[Stored items from a collection]
▼
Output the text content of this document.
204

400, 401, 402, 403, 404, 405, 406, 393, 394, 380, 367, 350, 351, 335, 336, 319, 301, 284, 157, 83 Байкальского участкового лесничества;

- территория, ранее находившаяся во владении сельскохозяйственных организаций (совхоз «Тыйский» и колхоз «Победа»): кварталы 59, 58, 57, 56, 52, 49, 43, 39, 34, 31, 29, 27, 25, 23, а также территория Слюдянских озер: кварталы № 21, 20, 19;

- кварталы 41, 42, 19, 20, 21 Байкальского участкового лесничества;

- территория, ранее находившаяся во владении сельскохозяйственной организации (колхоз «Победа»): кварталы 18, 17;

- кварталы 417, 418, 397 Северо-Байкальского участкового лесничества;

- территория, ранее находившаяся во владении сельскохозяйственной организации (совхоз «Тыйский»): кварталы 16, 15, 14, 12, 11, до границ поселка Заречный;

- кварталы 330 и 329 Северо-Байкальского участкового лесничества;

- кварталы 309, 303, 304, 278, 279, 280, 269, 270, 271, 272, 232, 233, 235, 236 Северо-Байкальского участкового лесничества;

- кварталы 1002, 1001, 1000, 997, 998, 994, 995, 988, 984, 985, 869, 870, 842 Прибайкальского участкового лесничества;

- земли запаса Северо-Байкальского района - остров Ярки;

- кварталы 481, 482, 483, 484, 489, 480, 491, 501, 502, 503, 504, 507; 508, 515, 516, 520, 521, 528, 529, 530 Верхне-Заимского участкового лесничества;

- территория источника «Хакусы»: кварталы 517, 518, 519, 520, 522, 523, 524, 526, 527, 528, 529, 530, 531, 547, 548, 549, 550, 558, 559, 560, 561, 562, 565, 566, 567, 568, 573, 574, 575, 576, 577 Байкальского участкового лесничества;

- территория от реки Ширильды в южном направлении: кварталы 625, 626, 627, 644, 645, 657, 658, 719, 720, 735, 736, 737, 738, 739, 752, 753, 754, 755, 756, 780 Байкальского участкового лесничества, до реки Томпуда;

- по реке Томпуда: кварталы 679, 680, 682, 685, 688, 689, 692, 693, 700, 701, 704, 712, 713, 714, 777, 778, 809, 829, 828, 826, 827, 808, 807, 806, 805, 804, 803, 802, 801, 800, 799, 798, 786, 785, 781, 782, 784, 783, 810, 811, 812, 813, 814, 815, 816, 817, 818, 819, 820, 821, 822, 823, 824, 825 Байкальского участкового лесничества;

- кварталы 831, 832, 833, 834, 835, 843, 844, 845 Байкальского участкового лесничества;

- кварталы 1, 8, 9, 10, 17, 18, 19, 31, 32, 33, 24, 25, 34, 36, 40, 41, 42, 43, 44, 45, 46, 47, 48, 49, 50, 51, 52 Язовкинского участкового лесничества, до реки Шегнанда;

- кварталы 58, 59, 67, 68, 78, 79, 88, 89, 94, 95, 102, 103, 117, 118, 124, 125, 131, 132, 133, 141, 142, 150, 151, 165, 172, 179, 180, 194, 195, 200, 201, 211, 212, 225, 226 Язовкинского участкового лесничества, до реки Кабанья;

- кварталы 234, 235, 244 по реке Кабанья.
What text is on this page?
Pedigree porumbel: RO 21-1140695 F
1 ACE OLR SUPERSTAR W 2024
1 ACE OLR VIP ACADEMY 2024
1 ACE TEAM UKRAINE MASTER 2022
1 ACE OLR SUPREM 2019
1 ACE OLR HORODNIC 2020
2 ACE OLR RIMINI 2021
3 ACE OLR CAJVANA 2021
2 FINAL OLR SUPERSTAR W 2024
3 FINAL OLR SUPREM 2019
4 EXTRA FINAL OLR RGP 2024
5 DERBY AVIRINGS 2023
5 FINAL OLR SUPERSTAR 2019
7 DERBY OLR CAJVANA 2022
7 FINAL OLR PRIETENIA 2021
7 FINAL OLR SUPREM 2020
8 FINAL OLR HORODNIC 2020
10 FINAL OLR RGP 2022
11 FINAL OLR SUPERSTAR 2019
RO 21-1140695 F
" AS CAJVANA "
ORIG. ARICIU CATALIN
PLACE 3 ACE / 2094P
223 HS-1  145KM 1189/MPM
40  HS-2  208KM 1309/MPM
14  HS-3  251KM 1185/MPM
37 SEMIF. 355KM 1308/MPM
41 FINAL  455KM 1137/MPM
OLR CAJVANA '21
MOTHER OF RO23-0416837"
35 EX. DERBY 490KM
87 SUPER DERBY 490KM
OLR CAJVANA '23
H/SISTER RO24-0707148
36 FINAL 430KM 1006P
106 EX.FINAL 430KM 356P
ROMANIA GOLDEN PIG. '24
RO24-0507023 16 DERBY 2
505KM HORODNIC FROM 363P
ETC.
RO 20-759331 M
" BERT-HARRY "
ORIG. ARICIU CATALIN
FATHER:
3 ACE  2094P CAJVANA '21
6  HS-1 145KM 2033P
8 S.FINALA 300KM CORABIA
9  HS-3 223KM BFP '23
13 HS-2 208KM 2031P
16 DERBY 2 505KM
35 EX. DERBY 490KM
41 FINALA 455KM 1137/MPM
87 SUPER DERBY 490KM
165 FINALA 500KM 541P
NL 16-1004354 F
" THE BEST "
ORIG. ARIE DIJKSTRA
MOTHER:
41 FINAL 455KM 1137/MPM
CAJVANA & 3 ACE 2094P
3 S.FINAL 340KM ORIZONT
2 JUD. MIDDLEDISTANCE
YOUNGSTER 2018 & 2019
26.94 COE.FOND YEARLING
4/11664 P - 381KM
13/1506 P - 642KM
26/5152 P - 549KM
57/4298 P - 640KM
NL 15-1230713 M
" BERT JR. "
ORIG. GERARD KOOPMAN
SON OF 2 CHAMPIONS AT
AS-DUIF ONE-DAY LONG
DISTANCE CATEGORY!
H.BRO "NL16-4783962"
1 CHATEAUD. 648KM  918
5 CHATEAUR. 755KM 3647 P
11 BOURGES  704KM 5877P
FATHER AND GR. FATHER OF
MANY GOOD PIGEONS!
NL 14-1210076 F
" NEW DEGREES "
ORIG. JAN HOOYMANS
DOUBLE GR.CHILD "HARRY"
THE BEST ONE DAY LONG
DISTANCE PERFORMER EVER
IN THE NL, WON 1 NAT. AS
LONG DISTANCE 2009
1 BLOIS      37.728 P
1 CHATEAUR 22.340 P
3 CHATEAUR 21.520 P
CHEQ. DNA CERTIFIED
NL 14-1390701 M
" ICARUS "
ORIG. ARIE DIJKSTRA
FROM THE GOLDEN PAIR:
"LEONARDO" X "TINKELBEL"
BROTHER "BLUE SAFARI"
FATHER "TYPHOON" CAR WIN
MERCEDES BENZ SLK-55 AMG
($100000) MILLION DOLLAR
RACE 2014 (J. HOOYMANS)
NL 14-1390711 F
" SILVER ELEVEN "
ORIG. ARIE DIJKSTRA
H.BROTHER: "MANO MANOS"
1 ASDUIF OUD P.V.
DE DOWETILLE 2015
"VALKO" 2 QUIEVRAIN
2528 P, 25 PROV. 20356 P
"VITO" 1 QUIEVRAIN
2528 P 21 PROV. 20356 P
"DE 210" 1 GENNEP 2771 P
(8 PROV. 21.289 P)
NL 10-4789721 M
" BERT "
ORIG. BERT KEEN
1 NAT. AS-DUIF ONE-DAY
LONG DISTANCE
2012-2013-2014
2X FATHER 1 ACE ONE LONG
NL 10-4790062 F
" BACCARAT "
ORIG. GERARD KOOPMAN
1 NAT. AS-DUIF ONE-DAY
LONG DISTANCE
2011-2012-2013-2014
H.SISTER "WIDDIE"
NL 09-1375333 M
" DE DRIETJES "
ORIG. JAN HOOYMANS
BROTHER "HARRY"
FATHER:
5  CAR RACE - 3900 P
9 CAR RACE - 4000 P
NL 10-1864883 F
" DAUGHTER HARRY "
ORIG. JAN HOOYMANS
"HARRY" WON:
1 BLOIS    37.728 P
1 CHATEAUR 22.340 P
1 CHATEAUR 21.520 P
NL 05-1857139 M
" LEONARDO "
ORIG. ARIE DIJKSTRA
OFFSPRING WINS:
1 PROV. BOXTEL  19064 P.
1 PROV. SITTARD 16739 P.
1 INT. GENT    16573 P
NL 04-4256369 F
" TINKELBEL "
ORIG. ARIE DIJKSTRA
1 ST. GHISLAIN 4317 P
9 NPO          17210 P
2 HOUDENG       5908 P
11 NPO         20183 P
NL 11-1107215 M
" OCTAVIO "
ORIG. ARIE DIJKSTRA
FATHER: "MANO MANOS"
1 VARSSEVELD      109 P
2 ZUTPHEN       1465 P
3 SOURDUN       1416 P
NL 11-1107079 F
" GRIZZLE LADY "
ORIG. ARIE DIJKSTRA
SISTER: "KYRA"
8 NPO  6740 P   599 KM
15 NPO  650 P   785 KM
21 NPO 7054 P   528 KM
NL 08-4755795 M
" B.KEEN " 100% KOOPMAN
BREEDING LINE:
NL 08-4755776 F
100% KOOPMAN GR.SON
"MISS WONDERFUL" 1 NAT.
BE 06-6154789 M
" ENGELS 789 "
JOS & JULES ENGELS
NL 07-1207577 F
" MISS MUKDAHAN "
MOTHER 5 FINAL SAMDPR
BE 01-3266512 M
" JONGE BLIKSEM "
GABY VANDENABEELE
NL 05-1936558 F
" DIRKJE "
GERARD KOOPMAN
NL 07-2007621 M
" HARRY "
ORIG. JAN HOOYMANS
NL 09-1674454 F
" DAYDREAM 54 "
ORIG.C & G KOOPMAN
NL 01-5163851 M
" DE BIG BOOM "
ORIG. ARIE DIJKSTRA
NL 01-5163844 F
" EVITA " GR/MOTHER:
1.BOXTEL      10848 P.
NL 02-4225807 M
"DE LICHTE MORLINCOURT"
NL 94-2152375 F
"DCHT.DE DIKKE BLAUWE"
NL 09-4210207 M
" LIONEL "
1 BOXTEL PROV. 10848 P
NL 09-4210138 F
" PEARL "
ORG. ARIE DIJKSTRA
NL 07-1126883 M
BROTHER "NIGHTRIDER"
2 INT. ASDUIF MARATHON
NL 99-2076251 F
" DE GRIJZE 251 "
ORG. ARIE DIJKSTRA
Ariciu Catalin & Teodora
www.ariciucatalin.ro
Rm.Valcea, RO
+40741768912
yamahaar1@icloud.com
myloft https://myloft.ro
▲
## Task requirements
Search the lines for the string "MANO" and copy every line that has it.

## Finished answer
H.BROTHER: "MANO MANOS"
FATHER: "MANO MANOS"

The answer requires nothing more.